TASK OBJECTIVE: Exclude images, then output the remaining data verbatim.
[BEGIN]
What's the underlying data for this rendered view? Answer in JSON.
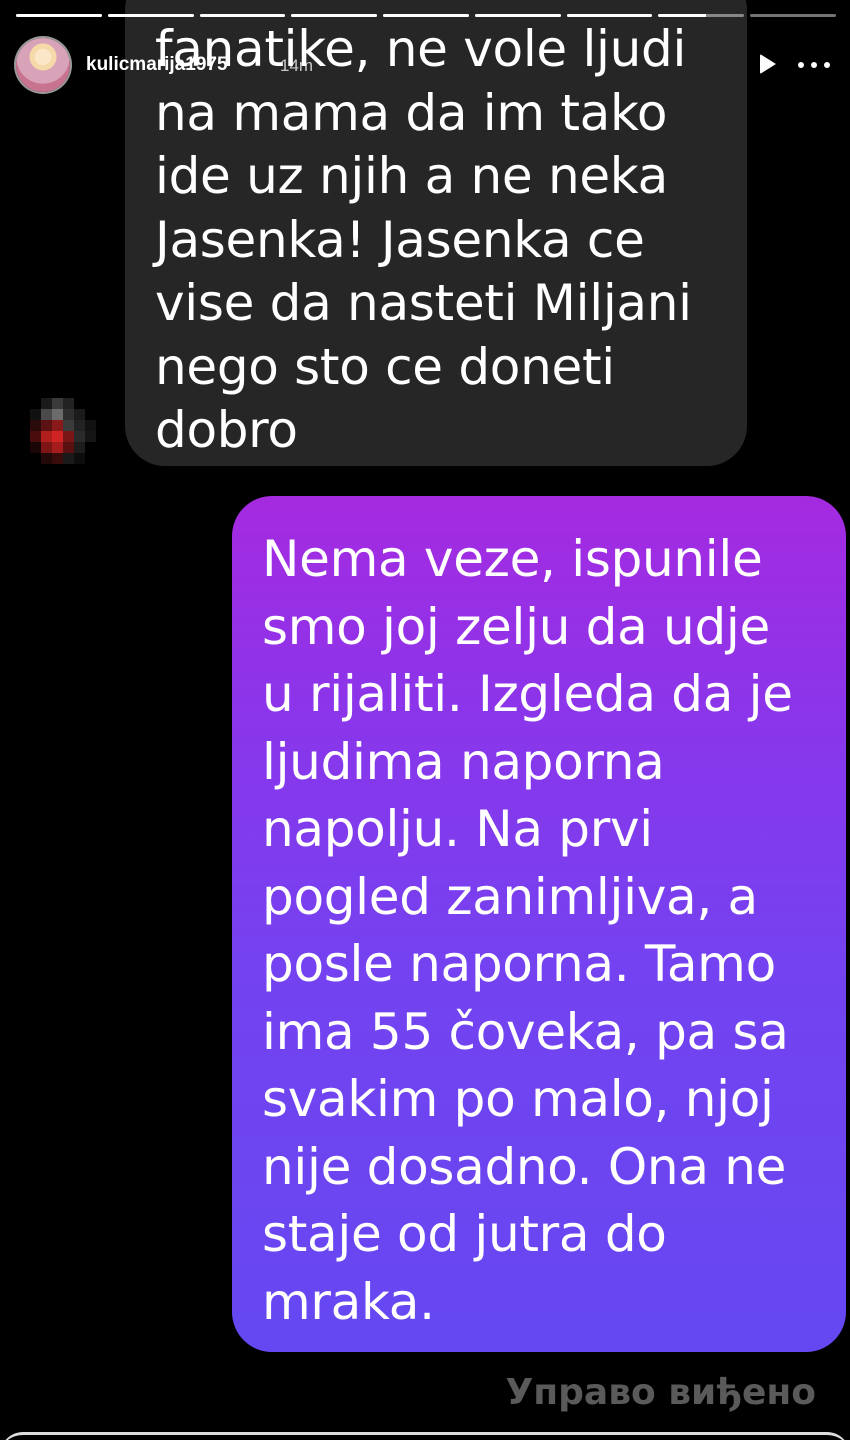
{
  "story": {
    "progress": [
      1,
      1,
      1,
      1,
      1,
      1,
      1,
      0.55,
      0
    ],
    "username": "kulicmarija1975",
    "time_ago": "14m",
    "icons": {
      "avatar": "profile-avatar",
      "play": "play-icon",
      "more": "more-options-icon"
    }
  },
  "chat": {
    "incoming_message": "fanatike, ne vole ljudi\nna mama da im tako\nide uz njih a ne neka\nJasenka! Jasenka ce\nvise da nasteti Miljani\nnego sto ce doneti\ndobro",
    "outgoing_message": "Nema veze, ispunile\nsmo joj zelju da udje\nu rijaliti. Izgleda da je\nljudima naporna\nnapolju. Na prvi\npogled zanimljiva, a\nposle naporna. Tamo\nima 55 čoveka, pa sa\nsvakim po malo, njoj\nnije dosadno. Ona ne\nstaje od jutra do\nmraka.",
    "seen_status": "Управо виђено"
  },
  "colors": {
    "background": "#000000",
    "incoming_bubble": "#262626",
    "outgoing_gradient_top": "#a52ae0",
    "outgoing_gradient_bottom": "#6548f2",
    "seen_text": "#5a5a5a"
  }
}
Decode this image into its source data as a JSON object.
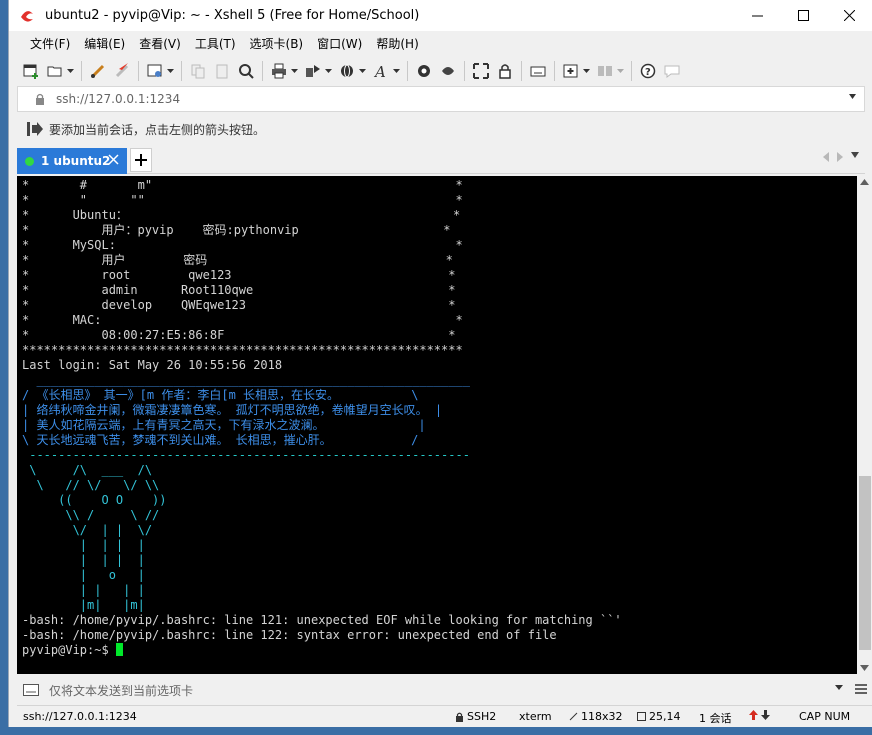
{
  "window": {
    "title": "ubuntu2 - pyvip@Vip: ~ - Xshell 5 (Free for Home/School)"
  },
  "menu": [
    {
      "label": "文件(F)"
    },
    {
      "label": "编辑(E)"
    },
    {
      "label": "查看(V)"
    },
    {
      "label": "工具(T)"
    },
    {
      "label": "选项卡(B)"
    },
    {
      "label": "窗口(W)"
    },
    {
      "label": "帮助(H)"
    }
  ],
  "address": {
    "value": "ssh://127.0.0.1:1234"
  },
  "hint": {
    "text": "要添加当前会话，点击左侧的箭头按钮。"
  },
  "tabs": [
    {
      "label": "1 ubuntu2",
      "active": true
    }
  ],
  "terminal": {
    "lines": [
      "*       #       m\"                                          *",
      "*       \"      \"\"                                           *",
      "*      Ubuntu：                                             *",
      "*          用户：pyvip    密码:pythonvip                    *",
      "*      MySQL:                                               *",
      "*          用户        密码                                 *",
      "*          root        qwe123                              *",
      "*          admin      Root110qwe                           *",
      "*          develop    QWEqwe123                            *",
      "*      MAC:                                                 *",
      "*          08:00:27:E5:86:8F                               *",
      "*************************************************************",
      "Last login: Sat May 26 10:55:56 2018",
      "  ____________________________________________________________",
      "/ 《长相思》 其一》[m 作者：李白[m 长相思，在长安。          \\",
      "| 络纬秋啼金井阑，微霜凄凄簟色寒。 孤灯不明思欲绝，卷帷望月空长叹。 |",
      "| 美人如花隔云端，上有青冥之高天，下有渌水之波澜。             |",
      "\\ 天长地远魂飞苦，梦魂不到关山难。 长相思，摧心肝。           /",
      " -------------------------------------------------------------",
      " \\     /\\  ___  /\\",
      "  \\   // \\/   \\/ \\\\",
      "     ((    O O    ))",
      "      \\\\ /     \\ //",
      "       \\/  | |  \\/",
      "        |  | |  |",
      "        |  | |  |",
      "        |   o   |",
      "        | |   | |",
      "        |m|   |m|",
      "-bash: /home/pyvip/.bashrc: line 121: unexpected EOF while looking for matching ``'",
      "-bash: /home/pyvip/.bashrc: line 122: syntax error: unexpected end of file",
      "pyvip@Vip:~$ "
    ]
  },
  "send_bar": {
    "placeholder": "仅将文本发送到当前选项卡"
  },
  "status": {
    "address": "ssh://127.0.0.1:1234",
    "protocol": "SSH2",
    "term": "xterm",
    "size": "118x32",
    "position": "25,14",
    "sessions": "1 会话",
    "caps": "CAP NUM"
  },
  "colors": {
    "tab_active": "#2b7ad8",
    "terminal_bg": "#000000",
    "cursor": "#00e82a"
  }
}
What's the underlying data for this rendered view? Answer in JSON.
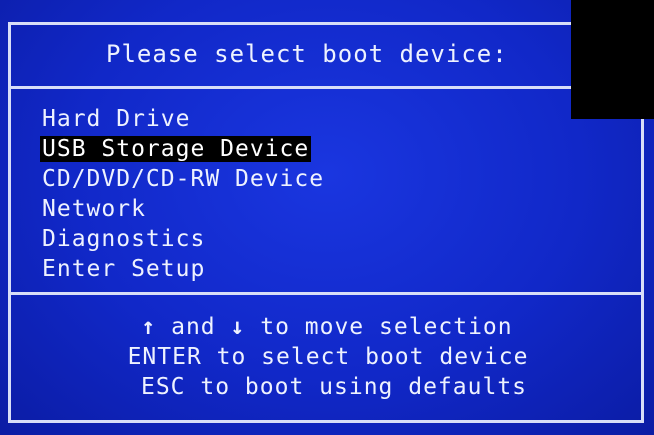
{
  "title": "Please select boot device:",
  "menu": {
    "items": [
      {
        "label": "Hard Drive"
      },
      {
        "label": "USB Storage Device"
      },
      {
        "label": "CD/DVD/CD-RW Device"
      },
      {
        "label": "Network"
      },
      {
        "label": "Diagnostics"
      },
      {
        "label": "Enter Setup"
      }
    ],
    "selected_index": 1
  },
  "help": {
    "move_up_icon": "↑",
    "move_text_and": "and",
    "move_down_icon": "↓",
    "move_text_rest": "to move selection",
    "enter_line": "ENTER to select boot device",
    "esc_line": "ESC to boot using defaults"
  },
  "colors": {
    "background": "#1128c8",
    "text": "#eef2ff",
    "selection_bg": "#000000",
    "border": "#d8def8"
  }
}
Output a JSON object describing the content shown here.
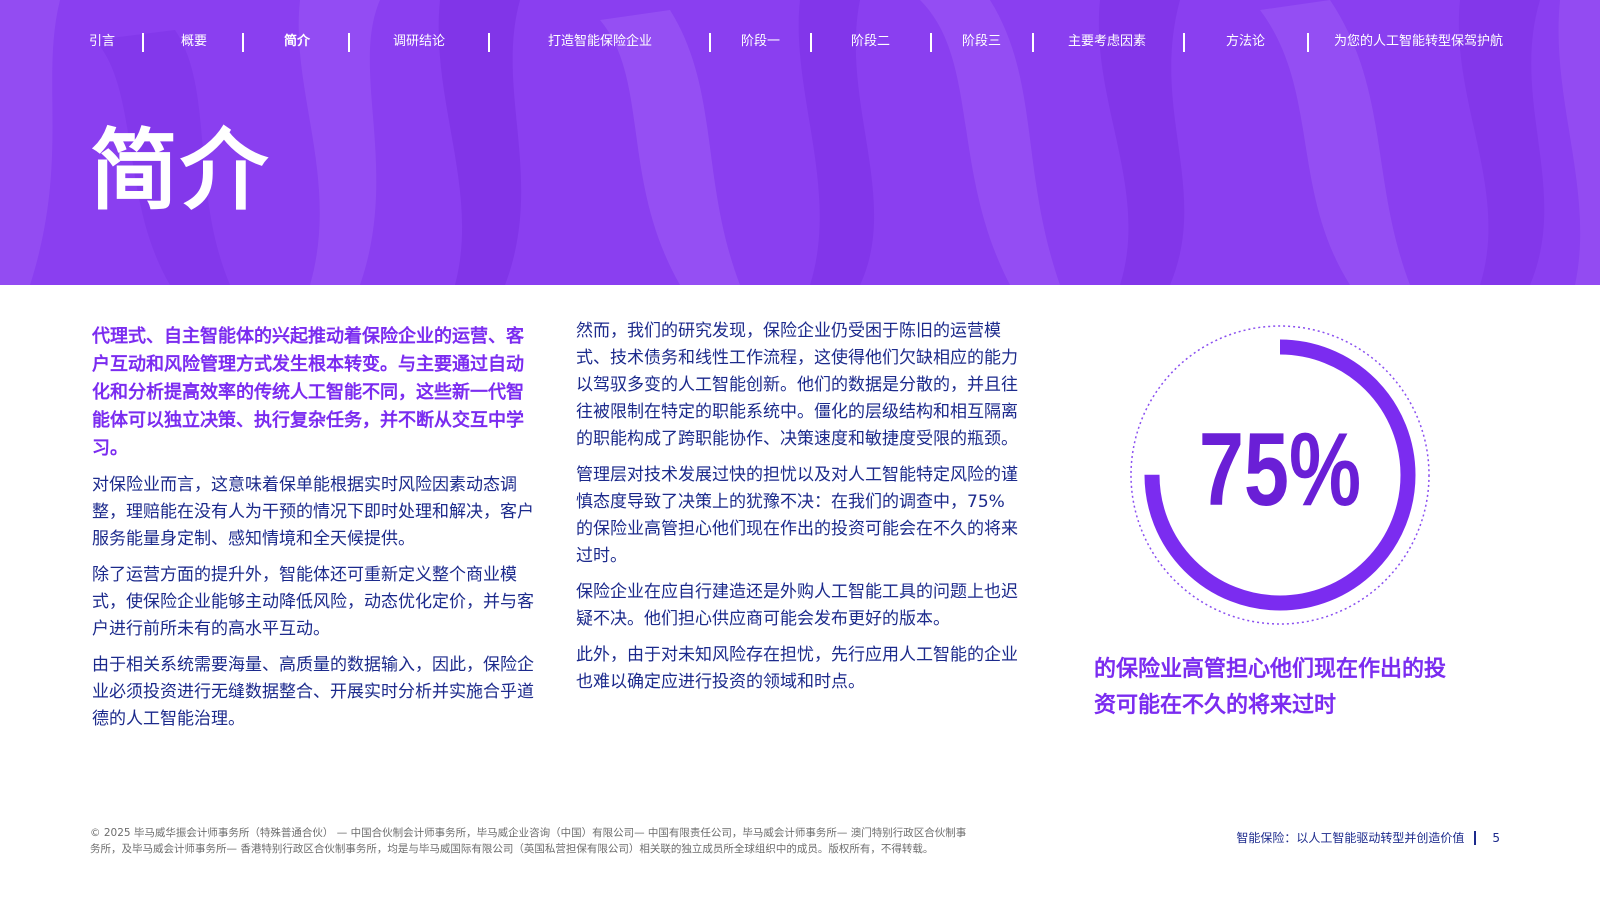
{
  "nav": {
    "items": [
      {
        "label": "引言"
      },
      {
        "label": "概要"
      },
      {
        "label": "简介"
      },
      {
        "label": "调研结论"
      },
      {
        "label": "打造智能保险企业"
      },
      {
        "label": "阶段一"
      },
      {
        "label": "阶段二"
      },
      {
        "label": "阶段三"
      },
      {
        "label": "主要考虑因素"
      },
      {
        "label": "方法论"
      },
      {
        "label": "为您的人工智能转型保驾护航"
      }
    ],
    "active_index": 2
  },
  "hero": {
    "title": "简介",
    "background_color": "#8a3ff0"
  },
  "column1": {
    "lead": "代理式、自主智能体的兴起推动着保险企业的运营、客户互动和风险管理方式发生根本转变。与主要通过自动化和分析提高效率的传统人工智能不同，这些新一代智能体可以独立决策、执行复杂任务，并不断从交互中学习。",
    "p1": "对保险业而言，这意味着保单能根据实时风险因素动态调整，理赔能在没有人为干预的情况下即时处理和解决，客户服务能量身定制、感知情境和全天候提供。",
    "p2": "除了运营方面的提升外，智能体还可重新定义整个商业模式，使保险企业能够主动降低风险，动态优化定价，并与客户进行前所未有的高水平互动。",
    "p3": "由于相关系统需要海量、高质量的数据输入，因此，保险企业必须投资进行无缝数据整合、开展实时分析并实施合乎道德的人工智能治理。"
  },
  "column2": {
    "p1": "然而，我们的研究发现，保险企业仍受困于陈旧的运营模式、技术债务和线性工作流程，这使得他们欠缺相应的能力以驾驭多变的人工智能创新。他们的数据是分散的，并且往往被限制在特定的职能系统中。僵化的层级结构和相互隔离的职能构成了跨职能协作、决策速度和敏捷度受限的瓶颈。",
    "p2": "管理层对技术发展过快的担忧以及对人工智能特定风险的谨慎态度导致了决策上的犹豫不决：在我们的调查中，75%的保险业高管担心他们现在作出的投资可能会在不久的将来过时。",
    "p3": "保险企业在应自行建造还是外购人工智能工具的问题上也迟疑不决。他们担心供应商可能会发布更好的版本。",
    "p4": "此外，由于对未知风险存在担忧，先行应用人工智能的企业也难以确定应进行投资的领域和时点。"
  },
  "stat": {
    "value_text": "75%",
    "percent": 75,
    "caption": "的保险业高管担心他们现在作出的投资可能在不久的将来过时",
    "accent_color": "#7b2cf0"
  },
  "footer": {
    "legal": "© 2025 毕马威华振会计师事务所（特殊普通合伙） — 中国合伙制会计师事务所，毕马威企业咨询（中国）有限公司— 中国有限责任公司，毕马威会计师事务所— 澳门特别行政区合伙制事务所，及毕马威会计师事务所— 香港特别行政区合伙制事务所，均是与毕马威国际有限公司（英国私营担保有限公司）相关联的独立成员所全球组织中的成员。版权所有，不得转载。",
    "doc_title": "智能保险：以人工智能驱动转型并创造价值",
    "page_number": "5"
  }
}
[END]
WRITTEN REPLY:
What's the underlying data for this rendered view? Answer in JSON.
{
  "story": {
    "progress": [
      1,
      1,
      1,
      1,
      1,
      1,
      1,
      0.55,
      0
    ],
    "username": "kulicmarija1975",
    "time_ago": "14m",
    "icons": {
      "avatar": "profile-avatar",
      "play": "play-icon",
      "more": "more-options-icon"
    }
  },
  "chat": {
    "incoming_message": "fanatike, ne vole ljudi\nna mama da im tako\nide uz njih a ne neka\nJasenka! Jasenka ce\nvise da nasteti Miljani\nnego sto ce doneti\ndobro",
    "outgoing_message": "Nema veze, ispunile\nsmo joj zelju da udje\nu rijaliti. Izgleda da je\nljudima naporna\nnapolju. Na prvi\npogled zanimljiva, a\nposle naporna. Tamo\nima 55 čoveka, pa sa\nsvakim po malo, njoj\nnije dosadno. Ona ne\nstaje od jutra do\nmraka.",
    "seen_status": "Управо виђено"
  },
  "colors": {
    "background": "#000000",
    "incoming_bubble": "#262626",
    "outgoing_gradient_top": "#a52ae0",
    "outgoing_gradient_bottom": "#6548f2",
    "seen_text": "#5a5a5a"
  }
}
Decode this image into its source data as a JSON object.
{
  "window": {
    "title": "ubuntu2 - pyvip@Vip: ~ - Xshell 5 (Free for Home/School)"
  },
  "menu": [
    {
      "label": "文件(F)"
    },
    {
      "label": "编辑(E)"
    },
    {
      "label": "查看(V)"
    },
    {
      "label": "工具(T)"
    },
    {
      "label": "选项卡(B)"
    },
    {
      "label": "窗口(W)"
    },
    {
      "label": "帮助(H)"
    }
  ],
  "address": {
    "value": "ssh://127.0.0.1:1234"
  },
  "hint": {
    "text": "要添加当前会话，点击左侧的箭头按钮。"
  },
  "tabs": [
    {
      "label": "1 ubuntu2",
      "active": true
    }
  ],
  "terminal": {
    "lines": [
      "*       #       m\"                                          *",
      "*       \"      \"\"                                           *",
      "*      Ubuntu：                                             *",
      "*          用户：pyvip    密码:pythonvip                    *",
      "*      MySQL:                                               *",
      "*          用户        密码                                 *",
      "*          root        qwe123                              *",
      "*          admin      Root110qwe                           *",
      "*          develop    QWEqwe123                            *",
      "*      MAC:                                                 *",
      "*          08:00:27:E5:86:8F                               *",
      "*************************************************************",
      "Last login: Sat May 26 10:55:56 2018",
      "  ____________________________________________________________",
      "/ 《长相思》 其一》[m 作者：李白[m 长相思，在长安。          \\",
      "| 络纬秋啼金井阑，微霜凄凄簟色寒。 孤灯不明思欲绝，卷帷望月空长叹。 |",
      "| 美人如花隔云端，上有青冥之高天，下有渌水之波澜。             |",
      "\\ 天长地远魂飞苦，梦魂不到关山难。 长相思，摧心肝。           /",
      " -------------------------------------------------------------",
      " \\     /\\  ___  /\\",
      "  \\   // \\/   \\/ \\\\",
      "     ((    O O    ))",
      "      \\\\ /     \\ //",
      "       \\/  | |  \\/",
      "        |  | |  |",
      "        |  | |  |",
      "        |   o   |",
      "        | |   | |",
      "        |m|   |m|",
      "-bash: /home/pyvip/.bashrc: line 121: unexpected EOF while looking for matching ``'",
      "-bash: /home/pyvip/.bashrc: line 122: syntax error: unexpected end of file",
      "pyvip@Vip:~$ "
    ]
  },
  "send_bar": {
    "placeholder": "仅将文本发送到当前选项卡"
  },
  "status": {
    "address": "ssh://127.0.0.1:1234",
    "protocol": "SSH2",
    "term": "xterm",
    "size": "118x32",
    "position": "25,14",
    "sessions": "1 会话",
    "caps": "CAP NUM"
  },
  "colors": {
    "tab_active": "#2b7ad8",
    "terminal_bg": "#000000",
    "cursor": "#00e82a"
  }
}
What's the underlying data for this rendered view? Answer in JSON.
{
  "title": "Please select boot device:",
  "menu": {
    "items": [
      {
        "label": "Hard Drive"
      },
      {
        "label": "USB Storage Device"
      },
      {
        "label": "CD/DVD/CD-RW Device"
      },
      {
        "label": "Network"
      },
      {
        "label": "Diagnostics"
      },
      {
        "label": "Enter Setup"
      }
    ],
    "selected_index": 1
  },
  "help": {
    "move_up_icon": "↑",
    "move_text_and": "and",
    "move_down_icon": "↓",
    "move_text_rest": "to move selection",
    "enter_line": "ENTER to select boot device",
    "esc_line": "ESC to boot using defaults"
  },
  "colors": {
    "background": "#1128c8",
    "text": "#eef2ff",
    "selection_bg": "#000000",
    "border": "#d8def8"
  }
}
Output a JSON object describing the content shown here.
{
  "nav": {
    "items": [
      {
        "label": "引言"
      },
      {
        "label": "概要"
      },
      {
        "label": "简介"
      },
      {
        "label": "调研结论"
      },
      {
        "label": "打造智能保险企业"
      },
      {
        "label": "阶段一"
      },
      {
        "label": "阶段二"
      },
      {
        "label": "阶段三"
      },
      {
        "label": "主要考虑因素"
      },
      {
        "label": "方法论"
      },
      {
        "label": "为您的人工智能转型保驾护航"
      }
    ],
    "active_index": 2
  },
  "hero": {
    "title": "简介",
    "background_color": "#8a3ff0"
  },
  "column1": {
    "lead": "代理式、自主智能体的兴起推动着保险企业的运营、客户互动和风险管理方式发生根本转变。与主要通过自动化和分析提高效率的传统人工智能不同，这些新一代智能体可以独立决策、执行复杂任务，并不断从交互中学习。",
    "p1": "对保险业而言，这意味着保单能根据实时风险因素动态调整，理赔能在没有人为干预的情况下即时处理和解决，客户服务能量身定制、感知情境和全天候提供。",
    "p2": "除了运营方面的提升外，智能体还可重新定义整个商业模式，使保险企业能够主动降低风险，动态优化定价，并与客户进行前所未有的高水平互动。",
    "p3": "由于相关系统需要海量、高质量的数据输入，因此，保险企业必须投资进行无缝数据整合、开展实时分析并实施合乎道德的人工智能治理。"
  },
  "column2": {
    "p1": "然而，我们的研究发现，保险企业仍受困于陈旧的运营模式、技术债务和线性工作流程，这使得他们欠缺相应的能力以驾驭多变的人工智能创新。他们的数据是分散的，并且往往被限制在特定的职能系统中。僵化的层级结构和相互隔离的职能构成了跨职能协作、决策速度和敏捷度受限的瓶颈。",
    "p2": "管理层对技术发展过快的担忧以及对人工智能特定风险的谨慎态度导致了决策上的犹豫不决：在我们的调查中，75%的保险业高管担心他们现在作出的投资可能会在不久的将来过时。",
    "p3": "保险企业在应自行建造还是外购人工智能工具的问题上也迟疑不决。他们担心供应商可能会发布更好的版本。",
    "p4": "此外，由于对未知风险存在担忧，先行应用人工智能的企业也难以确定应进行投资的领域和时点。"
  },
  "stat": {
    "value_text": "75%",
    "percent": 75,
    "caption": "的保险业高管担心他们现在作出的投资可能在不久的将来过时",
    "accent_color": "#7b2cf0"
  },
  "footer": {
    "legal": "© 2025 毕马威华振会计师事务所（特殊普通合伙） — 中国合伙制会计师事务所，毕马威企业咨询（中国）有限公司— 中国有限责任公司，毕马威会计师事务所— 澳门特别行政区合伙制事务所，及毕马威会计师事务所— 香港特别行政区合伙制事务所，均是与毕马威国际有限公司（英国私营担保有限公司）相关联的独立成员所全球组织中的成员。版权所有，不得转载。",
    "doc_title": "智能保险：以人工智能驱动转型并创造价值",
    "page_number": "5"
  }
}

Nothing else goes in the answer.